**WORK INSTRUCTIONS**:
Display each line of the data below that contains the string "TOSHIBA", copied in full. Matching is case-sensitive.
++++++++++++++++++++
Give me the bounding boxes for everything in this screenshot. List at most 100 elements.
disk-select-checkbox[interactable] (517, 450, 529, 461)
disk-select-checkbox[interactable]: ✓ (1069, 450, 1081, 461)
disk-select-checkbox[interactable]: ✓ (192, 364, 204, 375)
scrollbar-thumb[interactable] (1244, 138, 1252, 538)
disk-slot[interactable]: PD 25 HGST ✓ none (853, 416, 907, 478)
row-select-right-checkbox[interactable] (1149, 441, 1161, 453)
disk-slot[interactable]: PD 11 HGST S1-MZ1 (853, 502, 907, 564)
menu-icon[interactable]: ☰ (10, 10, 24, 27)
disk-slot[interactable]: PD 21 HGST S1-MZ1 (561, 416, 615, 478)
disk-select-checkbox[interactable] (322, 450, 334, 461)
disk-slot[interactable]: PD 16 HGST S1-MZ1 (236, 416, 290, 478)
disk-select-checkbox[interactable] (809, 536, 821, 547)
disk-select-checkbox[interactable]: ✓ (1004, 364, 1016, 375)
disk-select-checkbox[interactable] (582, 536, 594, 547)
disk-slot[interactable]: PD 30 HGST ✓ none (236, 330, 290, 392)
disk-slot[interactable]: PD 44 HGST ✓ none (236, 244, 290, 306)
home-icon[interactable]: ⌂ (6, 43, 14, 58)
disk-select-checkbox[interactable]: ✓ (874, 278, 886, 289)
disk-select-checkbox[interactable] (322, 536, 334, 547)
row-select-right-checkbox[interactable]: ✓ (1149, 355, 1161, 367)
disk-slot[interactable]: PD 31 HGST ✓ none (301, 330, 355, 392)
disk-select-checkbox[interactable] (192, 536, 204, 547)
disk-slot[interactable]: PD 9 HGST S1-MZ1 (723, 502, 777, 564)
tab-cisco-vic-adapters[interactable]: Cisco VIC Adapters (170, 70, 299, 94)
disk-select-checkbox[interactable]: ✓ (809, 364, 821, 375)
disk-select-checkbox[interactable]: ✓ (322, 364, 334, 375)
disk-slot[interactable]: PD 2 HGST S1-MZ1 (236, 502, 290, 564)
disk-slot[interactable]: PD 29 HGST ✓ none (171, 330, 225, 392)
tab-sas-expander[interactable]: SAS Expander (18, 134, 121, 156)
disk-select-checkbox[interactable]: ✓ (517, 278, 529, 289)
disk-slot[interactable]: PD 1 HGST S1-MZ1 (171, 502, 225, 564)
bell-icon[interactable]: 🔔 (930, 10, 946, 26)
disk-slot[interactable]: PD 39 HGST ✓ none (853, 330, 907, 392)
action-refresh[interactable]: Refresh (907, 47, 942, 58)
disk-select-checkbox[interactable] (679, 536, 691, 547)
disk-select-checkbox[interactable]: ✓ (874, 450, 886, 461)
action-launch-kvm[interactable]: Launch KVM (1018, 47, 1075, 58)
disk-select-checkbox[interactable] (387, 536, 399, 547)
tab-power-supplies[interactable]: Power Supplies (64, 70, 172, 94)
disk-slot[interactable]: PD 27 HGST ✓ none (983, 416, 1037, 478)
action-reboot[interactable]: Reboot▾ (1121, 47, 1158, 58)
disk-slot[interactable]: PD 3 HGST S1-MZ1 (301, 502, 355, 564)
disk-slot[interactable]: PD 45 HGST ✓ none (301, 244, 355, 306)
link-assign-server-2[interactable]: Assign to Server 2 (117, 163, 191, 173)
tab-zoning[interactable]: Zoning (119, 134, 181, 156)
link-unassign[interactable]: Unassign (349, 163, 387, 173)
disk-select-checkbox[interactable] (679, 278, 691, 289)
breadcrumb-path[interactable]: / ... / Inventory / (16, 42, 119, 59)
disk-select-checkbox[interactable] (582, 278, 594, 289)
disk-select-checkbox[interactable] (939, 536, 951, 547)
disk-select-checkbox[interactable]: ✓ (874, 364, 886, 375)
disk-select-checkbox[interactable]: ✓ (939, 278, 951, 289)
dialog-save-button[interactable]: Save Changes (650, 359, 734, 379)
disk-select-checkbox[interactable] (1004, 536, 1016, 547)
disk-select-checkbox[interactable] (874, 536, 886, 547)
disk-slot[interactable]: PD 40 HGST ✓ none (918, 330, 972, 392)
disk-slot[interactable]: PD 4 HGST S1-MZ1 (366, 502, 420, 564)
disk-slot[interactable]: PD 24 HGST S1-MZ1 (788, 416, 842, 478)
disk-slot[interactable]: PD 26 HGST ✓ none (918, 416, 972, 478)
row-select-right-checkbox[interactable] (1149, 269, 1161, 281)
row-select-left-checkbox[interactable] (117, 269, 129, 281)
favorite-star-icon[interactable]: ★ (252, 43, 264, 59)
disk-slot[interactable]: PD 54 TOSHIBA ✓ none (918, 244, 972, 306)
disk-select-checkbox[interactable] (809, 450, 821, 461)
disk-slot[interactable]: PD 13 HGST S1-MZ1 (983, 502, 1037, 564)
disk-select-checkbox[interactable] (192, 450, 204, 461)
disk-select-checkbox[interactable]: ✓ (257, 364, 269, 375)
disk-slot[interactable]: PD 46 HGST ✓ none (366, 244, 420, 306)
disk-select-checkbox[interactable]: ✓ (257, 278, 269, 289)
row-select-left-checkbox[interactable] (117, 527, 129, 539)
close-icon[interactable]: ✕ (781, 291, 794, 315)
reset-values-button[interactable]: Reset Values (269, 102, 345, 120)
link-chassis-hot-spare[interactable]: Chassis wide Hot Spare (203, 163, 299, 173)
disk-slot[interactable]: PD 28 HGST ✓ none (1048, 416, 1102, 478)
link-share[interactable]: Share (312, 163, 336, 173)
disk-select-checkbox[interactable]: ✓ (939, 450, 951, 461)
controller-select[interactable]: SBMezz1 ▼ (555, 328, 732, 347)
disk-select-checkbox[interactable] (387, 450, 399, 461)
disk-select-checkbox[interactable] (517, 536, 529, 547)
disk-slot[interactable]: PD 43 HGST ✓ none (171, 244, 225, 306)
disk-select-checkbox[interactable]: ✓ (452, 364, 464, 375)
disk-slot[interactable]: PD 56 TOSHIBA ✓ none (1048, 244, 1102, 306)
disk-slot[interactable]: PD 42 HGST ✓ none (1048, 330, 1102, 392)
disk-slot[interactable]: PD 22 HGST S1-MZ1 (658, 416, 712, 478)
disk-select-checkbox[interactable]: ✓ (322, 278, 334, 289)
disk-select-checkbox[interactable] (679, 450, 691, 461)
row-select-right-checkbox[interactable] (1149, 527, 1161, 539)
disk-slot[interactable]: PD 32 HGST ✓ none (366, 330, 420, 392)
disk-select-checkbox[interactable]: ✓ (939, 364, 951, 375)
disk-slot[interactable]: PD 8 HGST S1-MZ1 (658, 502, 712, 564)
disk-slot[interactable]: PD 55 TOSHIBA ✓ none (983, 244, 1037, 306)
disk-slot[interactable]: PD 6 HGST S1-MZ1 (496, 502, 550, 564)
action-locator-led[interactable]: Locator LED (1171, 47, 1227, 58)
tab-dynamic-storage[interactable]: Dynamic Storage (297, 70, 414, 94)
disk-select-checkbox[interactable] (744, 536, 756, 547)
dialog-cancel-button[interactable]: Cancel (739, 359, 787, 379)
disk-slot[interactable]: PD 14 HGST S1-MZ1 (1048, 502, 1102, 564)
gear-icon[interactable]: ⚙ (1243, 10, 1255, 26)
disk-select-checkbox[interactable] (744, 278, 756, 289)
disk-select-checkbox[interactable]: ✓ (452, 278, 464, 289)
++++++++++++++++++++
**FINISHED TASK**:
disk-slot[interactable]: PD 54 TOSHIBA ✓ none (918, 244, 972, 306)
disk-slot[interactable]: PD 56 TOSHIBA ✓ none (1048, 244, 1102, 306)
disk-slot[interactable]: PD 55 TOSHIBA ✓ none (983, 244, 1037, 306)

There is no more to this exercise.